##### PAGE EXCERPT

51825 Davidbrown

Discovery
- Discovered by: NEAT
- Discovery site: Palomar Obs.
- Discovery date: 19 July 2001

Designations
- Named after: David McDowell Brown (American astronaut)
- Alternative designations: 2001 OQ_{33} · 1994 CZ_{14} 1999 CO_{55}
- Minor planet category: main-belt · (outer) Eos

Orbital characteristics
- Epoch 4 September 2017 (JD 2458000.5)
- Uncertainty parameter 0
- Observation arc: 23.79 yr (8,691 days)
- Aphelion: 3.1755 AU
- Perihelion: 2.7587 AU
- Semi-major axis: 2.9671 AU
- Eccentricity: 0.0702
- Orbital period (sidereal): 5.11 yr (1,867 days)
- Mean anomaly: 316.75°
- Mean motion: 0° 11^{m} 34.08^{s} / day
- Inclination: 9.6190°
- Longitude of ascending node: 23.457°
- Argument of perihelion: 33.210°

Physical characteristics
- Dimensions: 4.913±0.760 km
- Geometric albedo: 0.184±0.032
- Absolute magnitude (H): 14.2

= 51825 Davidbrown =

Main-belt asteroid

51825 Davidbrown (provisional designation ') is an Eoan asteroid in the outer region of the asteroid belt, approximately 5 kilometers in diameter. It was discovered on 19 July 2001, by astronomers of the Near-Earth Asteroid Tracking program at Palomar Observatory in California, United States. The asteroid was named for American astronaut David Brown, who died in the Space Shuttle Columbia disaster.

== Orbit and classification ==
Davidbrown is a member the Eos family (606), the largest family in the outer asteroid belt consisting of nearly 10,000 K-type asteroids. It orbits the Sun in the outer main-belt at a distance of 2.8–3.2 AU once every 5 years and 1 month (1,867 days; semi-major axis of 2.97 AU). Its orbit has an eccentricity of 0.07 and an inclination of 10° with respect to the ecliptic.

The body's observation arc begins with its first observation as at ESO's La Silla Observatory in February 1994, more than 7 years prior to its official discovery observation at Palomar.

== Physical characteristics ==

=== Diameter and albedo ===
According to the survey carried out by the NEOWISE mission of NASA's Wide-field Infrared Survey Explorer, Davidbrown measures 4.913 kilometers in diameter and its surface has an albedo of 0.184.

##########
##### EXERCISE DATA

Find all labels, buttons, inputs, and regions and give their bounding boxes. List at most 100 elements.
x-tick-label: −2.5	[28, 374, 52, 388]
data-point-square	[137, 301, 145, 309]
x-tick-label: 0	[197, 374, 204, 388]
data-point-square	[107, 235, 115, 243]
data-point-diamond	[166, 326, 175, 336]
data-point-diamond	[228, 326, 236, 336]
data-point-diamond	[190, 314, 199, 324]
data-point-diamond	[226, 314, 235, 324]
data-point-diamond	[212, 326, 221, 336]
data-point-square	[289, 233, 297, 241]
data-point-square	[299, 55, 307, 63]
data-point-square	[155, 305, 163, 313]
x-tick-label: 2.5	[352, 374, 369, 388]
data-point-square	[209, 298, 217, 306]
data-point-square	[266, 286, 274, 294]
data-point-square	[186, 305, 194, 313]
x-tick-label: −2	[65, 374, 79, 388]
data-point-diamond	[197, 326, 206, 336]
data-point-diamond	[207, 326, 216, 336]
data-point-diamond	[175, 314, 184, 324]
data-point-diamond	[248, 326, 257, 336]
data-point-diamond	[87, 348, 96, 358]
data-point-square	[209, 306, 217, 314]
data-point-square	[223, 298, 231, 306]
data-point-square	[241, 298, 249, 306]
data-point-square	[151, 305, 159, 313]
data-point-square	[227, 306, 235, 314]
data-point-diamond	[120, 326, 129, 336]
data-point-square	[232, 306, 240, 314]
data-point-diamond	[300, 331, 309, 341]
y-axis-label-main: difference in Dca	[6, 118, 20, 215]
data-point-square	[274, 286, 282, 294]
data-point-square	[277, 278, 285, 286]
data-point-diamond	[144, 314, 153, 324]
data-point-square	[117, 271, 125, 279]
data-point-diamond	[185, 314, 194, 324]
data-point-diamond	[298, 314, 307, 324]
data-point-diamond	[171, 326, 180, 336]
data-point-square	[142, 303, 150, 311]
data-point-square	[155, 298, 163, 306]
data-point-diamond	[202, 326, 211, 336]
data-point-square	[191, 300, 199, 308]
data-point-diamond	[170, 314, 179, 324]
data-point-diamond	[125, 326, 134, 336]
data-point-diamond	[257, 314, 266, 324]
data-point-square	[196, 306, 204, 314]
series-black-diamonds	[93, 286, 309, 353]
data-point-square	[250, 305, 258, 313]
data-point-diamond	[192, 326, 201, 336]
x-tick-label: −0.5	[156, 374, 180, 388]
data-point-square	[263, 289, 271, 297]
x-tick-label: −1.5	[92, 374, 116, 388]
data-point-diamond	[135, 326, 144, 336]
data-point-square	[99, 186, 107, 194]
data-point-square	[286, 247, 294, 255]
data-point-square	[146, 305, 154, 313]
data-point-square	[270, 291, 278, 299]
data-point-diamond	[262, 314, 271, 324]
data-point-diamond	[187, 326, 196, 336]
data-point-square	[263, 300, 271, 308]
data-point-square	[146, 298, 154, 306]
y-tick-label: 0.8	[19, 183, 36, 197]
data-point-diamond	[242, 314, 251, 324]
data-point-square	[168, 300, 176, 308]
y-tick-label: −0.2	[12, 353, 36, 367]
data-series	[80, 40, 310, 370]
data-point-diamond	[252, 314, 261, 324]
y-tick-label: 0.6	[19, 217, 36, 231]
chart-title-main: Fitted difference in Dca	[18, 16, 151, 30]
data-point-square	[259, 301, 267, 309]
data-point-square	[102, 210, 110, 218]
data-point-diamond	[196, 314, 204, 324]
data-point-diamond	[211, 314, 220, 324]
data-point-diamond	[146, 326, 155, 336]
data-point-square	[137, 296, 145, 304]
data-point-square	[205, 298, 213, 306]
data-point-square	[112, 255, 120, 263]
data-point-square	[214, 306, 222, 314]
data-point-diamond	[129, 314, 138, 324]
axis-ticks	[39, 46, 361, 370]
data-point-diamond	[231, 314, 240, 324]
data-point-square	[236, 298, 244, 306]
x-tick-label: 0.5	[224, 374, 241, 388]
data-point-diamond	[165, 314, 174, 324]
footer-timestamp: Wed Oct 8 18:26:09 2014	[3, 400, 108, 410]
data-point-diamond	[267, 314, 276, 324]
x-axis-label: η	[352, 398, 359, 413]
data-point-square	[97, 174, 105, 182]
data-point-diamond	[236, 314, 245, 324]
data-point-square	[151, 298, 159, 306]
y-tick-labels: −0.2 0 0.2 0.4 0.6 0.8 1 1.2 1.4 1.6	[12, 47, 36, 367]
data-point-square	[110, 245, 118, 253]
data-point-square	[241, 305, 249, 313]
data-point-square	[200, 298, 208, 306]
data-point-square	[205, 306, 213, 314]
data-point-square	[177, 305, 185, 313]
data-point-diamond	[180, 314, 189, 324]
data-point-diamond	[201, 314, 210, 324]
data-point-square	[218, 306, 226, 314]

##########

TASK ITEM:
Please set down everything from "The body's observation" down to "albedo of 0.184." in the 51825 Davidbrown article, word for word. This data comes from a different source than the 51825 Davidbrown article.

TASK SOLUTION:
The body's observation arc begins with its first observation as at ESO's La Silla Observatory in February 1994, more than 7 years prior to its official discovery observation at Palomar.

== Physical characteristics ==

=== Diameter and albedo ===
According to the survey carried out by the NEOWISE mission of NASA's Wide-field Infrared Survey Explorer, Davidbrown measures 4.913 kilometers in diameter and its surface has an albedo of 0.184.